WORK INSTRUCTIONS
Give only the count of lines containing "JSON".

Stored data
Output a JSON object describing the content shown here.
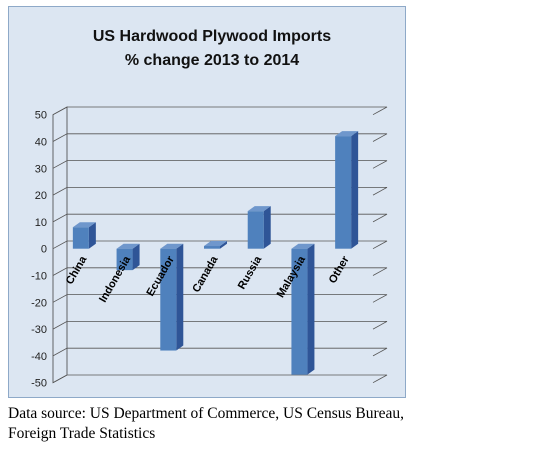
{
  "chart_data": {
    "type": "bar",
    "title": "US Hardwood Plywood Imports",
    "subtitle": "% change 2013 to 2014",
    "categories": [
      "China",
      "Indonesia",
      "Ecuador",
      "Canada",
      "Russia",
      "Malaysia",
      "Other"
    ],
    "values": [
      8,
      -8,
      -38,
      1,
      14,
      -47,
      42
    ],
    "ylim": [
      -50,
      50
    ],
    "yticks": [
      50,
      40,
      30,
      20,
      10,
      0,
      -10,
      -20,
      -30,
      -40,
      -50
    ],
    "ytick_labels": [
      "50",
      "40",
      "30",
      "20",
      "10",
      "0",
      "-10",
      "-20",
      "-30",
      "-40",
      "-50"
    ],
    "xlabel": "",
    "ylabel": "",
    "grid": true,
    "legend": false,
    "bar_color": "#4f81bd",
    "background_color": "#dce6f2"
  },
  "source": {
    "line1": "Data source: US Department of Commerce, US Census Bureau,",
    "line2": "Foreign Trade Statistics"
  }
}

* * *

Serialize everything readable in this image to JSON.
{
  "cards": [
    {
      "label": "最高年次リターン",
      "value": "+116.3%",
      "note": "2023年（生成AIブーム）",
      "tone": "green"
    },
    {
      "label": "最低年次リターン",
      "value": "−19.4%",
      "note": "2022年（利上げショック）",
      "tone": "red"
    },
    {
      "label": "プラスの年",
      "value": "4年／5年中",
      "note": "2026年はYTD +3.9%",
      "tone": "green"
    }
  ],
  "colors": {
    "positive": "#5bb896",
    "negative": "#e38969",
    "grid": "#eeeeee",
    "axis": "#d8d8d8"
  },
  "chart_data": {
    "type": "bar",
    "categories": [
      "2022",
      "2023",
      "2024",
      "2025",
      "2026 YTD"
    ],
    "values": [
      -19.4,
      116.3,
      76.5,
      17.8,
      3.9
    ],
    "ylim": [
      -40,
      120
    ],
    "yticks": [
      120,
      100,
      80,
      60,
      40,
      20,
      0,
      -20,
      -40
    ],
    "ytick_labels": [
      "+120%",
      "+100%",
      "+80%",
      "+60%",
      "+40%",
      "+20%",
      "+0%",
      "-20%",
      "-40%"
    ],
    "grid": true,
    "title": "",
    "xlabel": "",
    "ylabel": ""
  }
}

EXERCISE ANSWER
2